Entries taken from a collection
★ ★ ★ ★

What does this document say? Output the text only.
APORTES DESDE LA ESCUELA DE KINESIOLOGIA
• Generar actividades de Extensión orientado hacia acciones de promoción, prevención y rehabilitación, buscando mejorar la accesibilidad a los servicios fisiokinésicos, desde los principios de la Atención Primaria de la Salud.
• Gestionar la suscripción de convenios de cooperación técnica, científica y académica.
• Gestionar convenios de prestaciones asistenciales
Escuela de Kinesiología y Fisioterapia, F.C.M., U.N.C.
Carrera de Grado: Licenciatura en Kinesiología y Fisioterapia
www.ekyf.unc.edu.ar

★ ★ ★ ★

Copy all the lines, exactly.

__Solution below__:
What does this document say? Output the text only.
APORTES DESDE LA ESCUELA DE KINESIOLOGIA
• Generar actividades de Extensión orientado hacia acciones de promoción, prevención y rehabilitación, buscando mejorar la accesibilidad a los servicios fisiokinésicos, desde los principios de la Atención Primaria de la Salud.
• Gestionar la suscripción de convenios de cooperación técnica, científica y académica.
• Gestionar convenios de prestaciones asistenciales
Escuela de Kinesiología y Fisioterapia, F.C.M., U.N.C.
Carrera de Grado: Licenciatura en Kinesiología y Fisioterapia
www.ekyf.unc.edu.ar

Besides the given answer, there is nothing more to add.